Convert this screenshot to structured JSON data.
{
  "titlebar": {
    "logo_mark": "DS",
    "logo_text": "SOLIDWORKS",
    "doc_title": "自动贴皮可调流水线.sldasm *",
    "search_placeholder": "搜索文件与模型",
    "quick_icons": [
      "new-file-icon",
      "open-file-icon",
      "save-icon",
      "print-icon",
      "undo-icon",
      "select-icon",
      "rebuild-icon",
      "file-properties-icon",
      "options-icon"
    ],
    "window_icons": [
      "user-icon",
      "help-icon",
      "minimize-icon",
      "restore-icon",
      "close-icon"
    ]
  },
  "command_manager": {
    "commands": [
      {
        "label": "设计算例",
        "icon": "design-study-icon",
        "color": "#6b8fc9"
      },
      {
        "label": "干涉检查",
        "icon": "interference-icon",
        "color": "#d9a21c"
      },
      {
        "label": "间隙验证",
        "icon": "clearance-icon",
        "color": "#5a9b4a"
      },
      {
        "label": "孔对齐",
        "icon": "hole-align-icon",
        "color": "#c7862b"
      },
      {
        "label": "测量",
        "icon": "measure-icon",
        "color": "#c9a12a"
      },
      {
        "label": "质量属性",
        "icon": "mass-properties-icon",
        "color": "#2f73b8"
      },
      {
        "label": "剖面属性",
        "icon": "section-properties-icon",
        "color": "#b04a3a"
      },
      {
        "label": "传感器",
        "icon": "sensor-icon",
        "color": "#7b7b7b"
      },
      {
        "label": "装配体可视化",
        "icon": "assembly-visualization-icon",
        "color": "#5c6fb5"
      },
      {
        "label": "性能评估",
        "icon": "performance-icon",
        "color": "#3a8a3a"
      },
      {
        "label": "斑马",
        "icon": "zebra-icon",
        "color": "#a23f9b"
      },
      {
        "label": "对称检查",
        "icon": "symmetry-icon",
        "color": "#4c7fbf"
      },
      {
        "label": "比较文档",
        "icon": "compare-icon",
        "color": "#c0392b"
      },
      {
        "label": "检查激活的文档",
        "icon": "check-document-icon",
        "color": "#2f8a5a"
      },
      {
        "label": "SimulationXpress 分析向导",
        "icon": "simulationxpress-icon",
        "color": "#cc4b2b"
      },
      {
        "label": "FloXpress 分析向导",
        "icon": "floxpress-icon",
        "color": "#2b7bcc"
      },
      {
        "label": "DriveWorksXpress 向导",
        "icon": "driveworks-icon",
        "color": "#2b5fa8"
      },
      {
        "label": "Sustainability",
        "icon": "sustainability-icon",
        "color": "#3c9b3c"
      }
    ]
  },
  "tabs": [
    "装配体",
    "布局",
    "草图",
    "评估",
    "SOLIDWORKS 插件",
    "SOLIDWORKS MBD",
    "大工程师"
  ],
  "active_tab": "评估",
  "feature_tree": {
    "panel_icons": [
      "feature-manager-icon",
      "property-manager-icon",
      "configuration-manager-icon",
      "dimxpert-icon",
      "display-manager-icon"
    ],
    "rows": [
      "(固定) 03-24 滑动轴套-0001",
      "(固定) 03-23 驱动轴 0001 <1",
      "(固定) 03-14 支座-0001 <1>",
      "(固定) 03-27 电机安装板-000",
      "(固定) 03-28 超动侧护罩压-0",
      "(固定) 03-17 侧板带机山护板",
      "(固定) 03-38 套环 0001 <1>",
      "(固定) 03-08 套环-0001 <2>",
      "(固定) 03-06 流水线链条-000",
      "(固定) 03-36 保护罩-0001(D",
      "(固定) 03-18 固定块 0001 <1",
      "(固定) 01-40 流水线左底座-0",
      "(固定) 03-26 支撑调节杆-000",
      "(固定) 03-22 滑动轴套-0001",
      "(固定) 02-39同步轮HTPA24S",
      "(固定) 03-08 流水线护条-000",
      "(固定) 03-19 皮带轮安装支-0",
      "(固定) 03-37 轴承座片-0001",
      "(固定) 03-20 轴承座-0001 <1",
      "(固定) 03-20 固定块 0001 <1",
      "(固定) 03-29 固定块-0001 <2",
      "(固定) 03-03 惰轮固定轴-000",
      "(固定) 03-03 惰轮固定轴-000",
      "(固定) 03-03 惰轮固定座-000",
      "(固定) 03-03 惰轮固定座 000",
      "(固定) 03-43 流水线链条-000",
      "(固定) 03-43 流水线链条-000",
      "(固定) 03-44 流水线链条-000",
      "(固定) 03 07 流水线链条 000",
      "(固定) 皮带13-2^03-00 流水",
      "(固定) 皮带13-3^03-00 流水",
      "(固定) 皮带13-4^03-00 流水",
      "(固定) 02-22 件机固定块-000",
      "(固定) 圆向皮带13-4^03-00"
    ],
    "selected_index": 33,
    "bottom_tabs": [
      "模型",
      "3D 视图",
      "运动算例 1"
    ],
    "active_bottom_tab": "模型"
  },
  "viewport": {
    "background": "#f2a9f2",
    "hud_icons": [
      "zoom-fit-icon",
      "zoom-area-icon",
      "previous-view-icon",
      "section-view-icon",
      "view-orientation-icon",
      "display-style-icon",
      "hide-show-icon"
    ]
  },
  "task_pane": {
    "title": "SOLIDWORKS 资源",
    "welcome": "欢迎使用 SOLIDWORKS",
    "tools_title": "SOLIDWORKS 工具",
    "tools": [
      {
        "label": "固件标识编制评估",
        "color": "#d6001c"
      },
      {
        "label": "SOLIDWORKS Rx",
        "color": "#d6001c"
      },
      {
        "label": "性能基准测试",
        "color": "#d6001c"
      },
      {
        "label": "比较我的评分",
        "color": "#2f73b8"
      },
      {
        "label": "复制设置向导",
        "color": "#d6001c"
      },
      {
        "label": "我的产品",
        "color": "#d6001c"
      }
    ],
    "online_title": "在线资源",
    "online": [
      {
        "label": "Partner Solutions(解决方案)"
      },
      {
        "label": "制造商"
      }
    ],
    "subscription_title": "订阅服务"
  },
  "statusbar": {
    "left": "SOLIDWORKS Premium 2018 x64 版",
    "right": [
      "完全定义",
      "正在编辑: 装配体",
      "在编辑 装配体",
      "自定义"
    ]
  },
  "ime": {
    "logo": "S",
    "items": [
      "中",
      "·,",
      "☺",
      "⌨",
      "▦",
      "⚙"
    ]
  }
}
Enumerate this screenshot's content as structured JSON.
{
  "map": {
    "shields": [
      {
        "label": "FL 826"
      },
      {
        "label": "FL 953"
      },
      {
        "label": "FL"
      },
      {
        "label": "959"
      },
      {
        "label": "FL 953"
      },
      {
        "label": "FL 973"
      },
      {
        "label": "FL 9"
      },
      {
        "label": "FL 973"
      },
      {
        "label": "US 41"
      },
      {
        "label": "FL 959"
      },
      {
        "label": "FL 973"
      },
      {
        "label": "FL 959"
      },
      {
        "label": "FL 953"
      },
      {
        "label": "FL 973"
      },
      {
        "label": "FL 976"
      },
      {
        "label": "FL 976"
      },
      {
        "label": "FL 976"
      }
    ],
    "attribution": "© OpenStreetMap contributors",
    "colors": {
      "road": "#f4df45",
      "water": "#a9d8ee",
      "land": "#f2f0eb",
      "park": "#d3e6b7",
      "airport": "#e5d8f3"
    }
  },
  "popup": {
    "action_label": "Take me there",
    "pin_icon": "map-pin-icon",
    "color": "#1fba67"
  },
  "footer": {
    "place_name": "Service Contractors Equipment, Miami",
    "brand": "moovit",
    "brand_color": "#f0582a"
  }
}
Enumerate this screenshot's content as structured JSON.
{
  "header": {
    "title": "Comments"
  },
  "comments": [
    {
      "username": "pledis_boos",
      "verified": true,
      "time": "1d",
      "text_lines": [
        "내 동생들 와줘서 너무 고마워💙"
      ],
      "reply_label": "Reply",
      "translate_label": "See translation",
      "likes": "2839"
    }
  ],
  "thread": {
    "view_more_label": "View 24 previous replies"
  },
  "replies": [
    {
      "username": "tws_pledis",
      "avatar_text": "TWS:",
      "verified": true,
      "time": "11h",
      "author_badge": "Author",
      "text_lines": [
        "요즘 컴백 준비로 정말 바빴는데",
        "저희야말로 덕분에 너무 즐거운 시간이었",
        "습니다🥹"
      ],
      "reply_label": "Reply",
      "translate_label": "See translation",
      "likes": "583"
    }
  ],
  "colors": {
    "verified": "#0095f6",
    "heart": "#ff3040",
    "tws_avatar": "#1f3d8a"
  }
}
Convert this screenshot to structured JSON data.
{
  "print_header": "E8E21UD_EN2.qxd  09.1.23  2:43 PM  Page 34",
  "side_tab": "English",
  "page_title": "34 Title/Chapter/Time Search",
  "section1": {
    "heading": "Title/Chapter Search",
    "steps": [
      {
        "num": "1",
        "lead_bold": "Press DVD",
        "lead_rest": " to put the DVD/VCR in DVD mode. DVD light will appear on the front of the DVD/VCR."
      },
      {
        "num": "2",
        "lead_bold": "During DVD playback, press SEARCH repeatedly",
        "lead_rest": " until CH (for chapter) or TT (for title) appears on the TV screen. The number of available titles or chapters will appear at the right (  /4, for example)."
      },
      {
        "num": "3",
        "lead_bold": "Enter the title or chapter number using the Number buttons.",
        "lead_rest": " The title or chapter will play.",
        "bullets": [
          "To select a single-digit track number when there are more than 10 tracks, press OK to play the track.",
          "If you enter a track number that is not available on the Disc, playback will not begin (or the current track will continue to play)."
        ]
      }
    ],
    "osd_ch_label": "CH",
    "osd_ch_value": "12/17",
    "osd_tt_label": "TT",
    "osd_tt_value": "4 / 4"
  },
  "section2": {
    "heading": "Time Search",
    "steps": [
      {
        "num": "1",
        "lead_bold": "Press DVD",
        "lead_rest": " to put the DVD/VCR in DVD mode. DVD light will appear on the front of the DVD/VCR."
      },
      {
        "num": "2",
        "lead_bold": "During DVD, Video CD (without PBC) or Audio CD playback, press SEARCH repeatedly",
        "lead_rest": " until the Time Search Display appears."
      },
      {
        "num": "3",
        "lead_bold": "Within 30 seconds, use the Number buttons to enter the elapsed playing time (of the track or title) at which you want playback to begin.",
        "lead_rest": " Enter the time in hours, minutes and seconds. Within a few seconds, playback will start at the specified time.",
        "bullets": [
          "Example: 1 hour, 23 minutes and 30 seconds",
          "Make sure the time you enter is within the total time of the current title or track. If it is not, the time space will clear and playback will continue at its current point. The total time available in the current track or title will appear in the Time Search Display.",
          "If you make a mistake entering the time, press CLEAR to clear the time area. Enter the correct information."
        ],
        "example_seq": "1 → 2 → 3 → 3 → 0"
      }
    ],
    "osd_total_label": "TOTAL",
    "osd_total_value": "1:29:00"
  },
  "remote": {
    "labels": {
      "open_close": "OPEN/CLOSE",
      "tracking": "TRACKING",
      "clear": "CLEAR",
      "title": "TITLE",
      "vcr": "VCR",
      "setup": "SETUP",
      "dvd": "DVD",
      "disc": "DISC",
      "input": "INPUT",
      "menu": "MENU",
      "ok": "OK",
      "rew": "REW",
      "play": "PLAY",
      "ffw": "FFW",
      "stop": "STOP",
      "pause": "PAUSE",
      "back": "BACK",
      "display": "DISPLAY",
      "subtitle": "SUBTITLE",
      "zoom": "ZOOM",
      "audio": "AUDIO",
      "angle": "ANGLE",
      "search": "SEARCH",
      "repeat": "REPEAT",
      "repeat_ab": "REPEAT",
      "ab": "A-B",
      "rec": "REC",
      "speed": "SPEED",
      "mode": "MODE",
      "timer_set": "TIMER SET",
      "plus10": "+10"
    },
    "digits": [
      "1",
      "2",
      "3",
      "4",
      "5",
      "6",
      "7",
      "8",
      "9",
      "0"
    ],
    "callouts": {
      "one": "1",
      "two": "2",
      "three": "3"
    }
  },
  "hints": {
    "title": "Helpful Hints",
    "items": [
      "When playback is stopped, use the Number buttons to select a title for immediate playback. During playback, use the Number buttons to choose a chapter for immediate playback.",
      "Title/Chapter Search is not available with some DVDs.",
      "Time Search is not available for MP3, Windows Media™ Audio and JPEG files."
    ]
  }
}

- - - - -

[Instructions to follow]
Identify every line above that includes the word "will", and show those lines.

[Output below]
        "lead_rest": " to put the DVD/VCR in DVD mode. DVD light will appear on the front of the DVD/VCR."
        "lead_rest": " until CH (for chapter) or TT (for title) appears on the TV screen. The number of available titles or chapters will appear at the right (  /4, for example)."
        "lead_rest": " The title or chapter will play.",
          "If you enter a track number that is not available on the Disc, playback will not begin (or the current track will continue to play)."
        "lead_rest": " to put the DVD/VCR in DVD mode. DVD light will appear on the front of the DVD/VCR."
        "lead_rest": " Enter the time in hours, minutes and seconds. Within a few seconds, playback will start at the specified time.",
          "Make sure the time you enter is within the total time of the current title or track. If it is not, the time space will clear and playback will continue at its current point. The total time available in the current track or title will appear in the Time Search Display.",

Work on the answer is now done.